**Written task**
Omit all images. Write out the rest of the material exactly.

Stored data
---+---

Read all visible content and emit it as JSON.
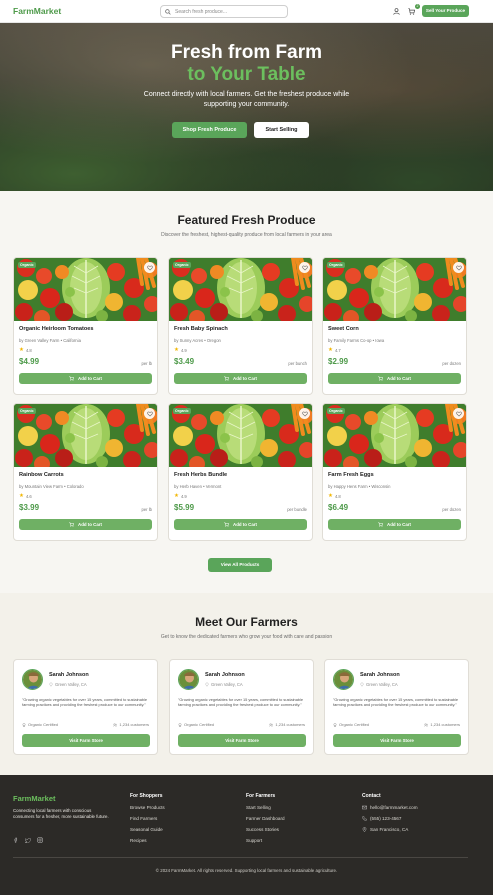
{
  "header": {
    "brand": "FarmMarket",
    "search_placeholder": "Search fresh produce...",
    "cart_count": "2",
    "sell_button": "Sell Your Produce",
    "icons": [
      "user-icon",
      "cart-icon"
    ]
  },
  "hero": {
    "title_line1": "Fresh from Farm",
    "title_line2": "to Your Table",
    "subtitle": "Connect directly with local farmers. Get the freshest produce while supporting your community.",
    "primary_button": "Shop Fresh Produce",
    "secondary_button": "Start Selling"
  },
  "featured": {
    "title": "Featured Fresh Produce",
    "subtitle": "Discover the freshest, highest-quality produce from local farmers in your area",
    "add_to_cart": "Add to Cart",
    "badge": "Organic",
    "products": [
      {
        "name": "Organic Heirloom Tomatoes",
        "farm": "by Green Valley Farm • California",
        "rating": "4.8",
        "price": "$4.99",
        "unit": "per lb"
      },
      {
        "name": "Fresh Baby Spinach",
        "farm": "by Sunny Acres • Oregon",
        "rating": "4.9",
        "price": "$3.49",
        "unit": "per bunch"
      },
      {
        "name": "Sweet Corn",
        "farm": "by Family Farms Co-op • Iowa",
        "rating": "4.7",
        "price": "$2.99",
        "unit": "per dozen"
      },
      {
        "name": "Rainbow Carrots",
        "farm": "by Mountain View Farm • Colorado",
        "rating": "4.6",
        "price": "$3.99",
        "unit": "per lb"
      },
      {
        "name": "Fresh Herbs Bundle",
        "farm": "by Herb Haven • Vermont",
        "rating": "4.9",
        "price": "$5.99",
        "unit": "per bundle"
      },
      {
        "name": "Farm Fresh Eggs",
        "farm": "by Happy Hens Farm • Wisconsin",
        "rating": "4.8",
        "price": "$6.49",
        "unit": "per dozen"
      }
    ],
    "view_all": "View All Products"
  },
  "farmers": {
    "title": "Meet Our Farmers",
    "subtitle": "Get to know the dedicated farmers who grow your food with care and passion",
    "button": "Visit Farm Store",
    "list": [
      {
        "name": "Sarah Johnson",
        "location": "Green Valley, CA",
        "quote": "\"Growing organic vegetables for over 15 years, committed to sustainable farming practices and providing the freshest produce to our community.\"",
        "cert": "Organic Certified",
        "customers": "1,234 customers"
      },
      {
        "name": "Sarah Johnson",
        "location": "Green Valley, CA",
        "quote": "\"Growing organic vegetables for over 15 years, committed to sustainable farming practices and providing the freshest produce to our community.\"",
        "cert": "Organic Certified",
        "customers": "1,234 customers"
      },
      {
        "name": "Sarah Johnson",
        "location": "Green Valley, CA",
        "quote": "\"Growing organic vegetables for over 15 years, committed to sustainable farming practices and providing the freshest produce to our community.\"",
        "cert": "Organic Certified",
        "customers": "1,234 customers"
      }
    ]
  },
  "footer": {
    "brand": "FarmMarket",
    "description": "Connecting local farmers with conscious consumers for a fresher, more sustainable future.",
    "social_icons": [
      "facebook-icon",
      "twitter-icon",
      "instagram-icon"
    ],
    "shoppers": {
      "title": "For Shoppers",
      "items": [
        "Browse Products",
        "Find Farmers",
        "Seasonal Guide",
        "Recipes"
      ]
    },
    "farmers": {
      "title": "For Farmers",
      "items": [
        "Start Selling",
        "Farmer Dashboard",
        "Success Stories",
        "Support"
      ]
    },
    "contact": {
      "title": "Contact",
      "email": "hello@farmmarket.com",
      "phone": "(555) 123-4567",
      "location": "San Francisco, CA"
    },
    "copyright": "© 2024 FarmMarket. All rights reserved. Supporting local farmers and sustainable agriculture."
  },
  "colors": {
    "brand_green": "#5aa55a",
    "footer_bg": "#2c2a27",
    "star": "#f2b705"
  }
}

---+---

**The reply**
Read all visible content and emit it as JSON.
{
  "header": {
    "brand": "FarmMarket",
    "search_placeholder": "Search fresh produce...",
    "cart_count": "2",
    "sell_button": "Sell Your Produce",
    "icons": [
      "user-icon",
      "cart-icon"
    ]
  },
  "hero": {
    "title_line1": "Fresh from Farm",
    "title_line2": "to Your Table",
    "subtitle": "Connect directly with local farmers. Get the freshest produce while supporting your community.",
    "primary_button": "Shop Fresh Produce",
    "secondary_button": "Start Selling"
  },
  "featured": {
    "title": "Featured Fresh Produce",
    "subtitle": "Discover the freshest, highest-quality produce from local farmers in your area",
    "add_to_cart": "Add to Cart",
    "badge": "Organic",
    "products": [
      {
        "name": "Organic Heirloom Tomatoes",
        "farm": "by Green Valley Farm • California",
        "rating": "4.8",
        "price": "$4.99",
        "unit": "per lb"
      },
      {
        "name": "Fresh Baby Spinach",
        "farm": "by Sunny Acres • Oregon",
        "rating": "4.9",
        "price": "$3.49",
        "unit": "per bunch"
      },
      {
        "name": "Sweet Corn",
        "farm": "by Family Farms Co-op • Iowa",
        "rating": "4.7",
        "price": "$2.99",
        "unit": "per dozen"
      },
      {
        "name": "Rainbow Carrots",
        "farm": "by Mountain View Farm • Colorado",
        "rating": "4.6",
        "price": "$3.99",
        "unit": "per lb"
      },
      {
        "name": "Fresh Herbs Bundle",
        "farm": "by Herb Haven • Vermont",
        "rating": "4.9",
        "price": "$5.99",
        "unit": "per bundle"
      },
      {
        "name": "Farm Fresh Eggs",
        "farm": "by Happy Hens Farm • Wisconsin",
        "rating": "4.8",
        "price": "$6.49",
        "unit": "per dozen"
      }
    ],
    "view_all": "View All Products"
  },
  "farmers": {
    "title": "Meet Our Farmers",
    "subtitle": "Get to know the dedicated farmers who grow your food with care and passion",
    "button": "Visit Farm Store",
    "list": [
      {
        "name": "Sarah Johnson",
        "location": "Green Valley, CA",
        "quote": "\"Growing organic vegetables for over 15 years, committed to sustainable farming practices and providing the freshest produce to our community.\"",
        "cert": "Organic Certified",
        "customers": "1,234 customers"
      },
      {
        "name": "Sarah Johnson",
        "location": "Green Valley, CA",
        "quote": "\"Growing organic vegetables for over 15 years, committed to sustainable farming practices and providing the freshest produce to our community.\"",
        "cert": "Organic Certified",
        "customers": "1,234 customers"
      },
      {
        "name": "Sarah Johnson",
        "location": "Green Valley, CA",
        "quote": "\"Growing organic vegetables for over 15 years, committed to sustainable farming practices and providing the freshest produce to our community.\"",
        "cert": "Organic Certified",
        "customers": "1,234 customers"
      }
    ]
  },
  "footer": {
    "brand": "FarmMarket",
    "description": "Connecting local farmers with conscious consumers for a fresher, more sustainable future.",
    "social_icons": [
      "facebook-icon",
      "twitter-icon",
      "instagram-icon"
    ],
    "shoppers": {
      "title": "For Shoppers",
      "items": [
        "Browse Products",
        "Find Farmers",
        "Seasonal Guide",
        "Recipes"
      ]
    },
    "farmers": {
      "title": "For Farmers",
      "items": [
        "Start Selling",
        "Farmer Dashboard",
        "Success Stories",
        "Support"
      ]
    },
    "contact": {
      "title": "Contact",
      "email": "hello@farmmarket.com",
      "phone": "(555) 123-4567",
      "location": "San Francisco, CA"
    },
    "copyright": "© 2024 FarmMarket. All rights reserved. Supporting local farmers and sustainable agriculture."
  },
  "colors": {
    "brand_green": "#5aa55a",
    "footer_bg": "#2c2a27",
    "star": "#f2b705"
  }
}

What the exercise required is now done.